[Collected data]
..............................

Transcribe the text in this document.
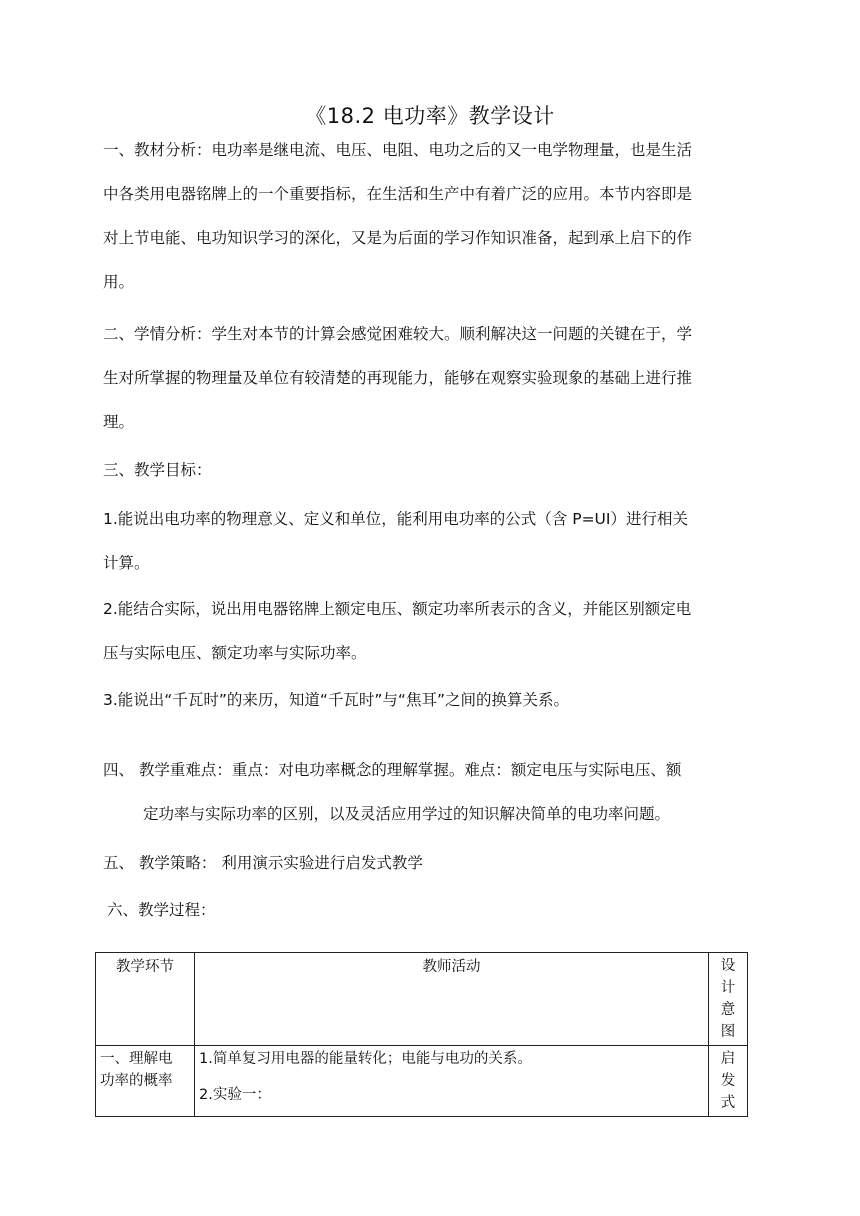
《18.2 电功率》教学设计
一、教材分析：电功率是继电流、电压、电阻、电功之后的又一电学物理量，也是生活
中各类用电器铭牌上的一个重要指标，在生活和生产中有着广泛的应用。本节内容即是
对上节电能、电功知识学习的深化，又是为后面的学习作知识准备，起到承上启下的作
用。
二、学情分析：学生对本节的计算会感觉困难较大。顺利解决这一问题的关键在于，学
生对所掌握的物理量及单位有较清楚的再现能力，能够在观察实验现象的基础上进行推
理。
三、教学目标：
1.能说出电功率的物理意义、定义和单位，能利用电功率的公式（含 P=UI）进行相关
计算。
2.能结合实际，说出用电器铭牌上额定电压、额定功率所表示的含义，并能区别额定电
压与实际电压、额定功率与实际功率。
3.能说出“千瓦时”的来历，知道“千瓦时”与“焦耳”之间的换算关系。
四、 教学重难点：重点：对电功率概念的理解掌握。难点：额定电压与实际电压、额
定功率与实际功率的区别，以及灵活应用学过的知识解决简单的电功率问题。
五、 教学策略： 利用演示实验进行启发式教学
六、教学过程：
教学环节	教师活动	设
计
意
图

一、理解电
功率的概率	1.简单复习用电器的能量转化；电能与电功的关系。
2.实验一：	启
发
式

..............................

WRITTEN PROBLEM:
Write the full listing out again with every line unchanged, but include no pictures.

REPLY TO THE EXERCISE:
Transcribe the text in this document.
《18.2 电功率》教学设计
一、教材分析：电功率是继电流、电压、电阻、电功之后的又一电学物理量，也是生活
中各类用电器铭牌上的一个重要指标，在生活和生产中有着广泛的应用。本节内容即是
对上节电能、电功知识学习的深化，又是为后面的学习作知识准备，起到承上启下的作
用。
二、学情分析：学生对本节的计算会感觉困难较大。顺利解决这一问题的关键在于，学
生对所掌握的物理量及单位有较清楚的再现能力，能够在观察实验现象的基础上进行推
理。
三、教学目标：
1.能说出电功率的物理意义、定义和单位，能利用电功率的公式（含 P=UI）进行相关
计算。
2.能结合实际，说出用电器铭牌上额定电压、额定功率所表示的含义，并能区别额定电
压与实际电压、额定功率与实际功率。
3.能说出“千瓦时”的来历，知道“千瓦时”与“焦耳”之间的换算关系。
四、 教学重难点：重点：对电功率概念的理解掌握。难点：额定电压与实际电压、额
定功率与实际功率的区别，以及灵活应用学过的知识解决简单的电功率问题。
五、 教学策略： 利用演示实验进行启发式教学
六、教学过程：
教学环节	教师活动	设
计
意
图

一、理解电
功率的概率	1.简单复习用电器的能量转化；电能与电功的关系。
2.实验一：	启
发
式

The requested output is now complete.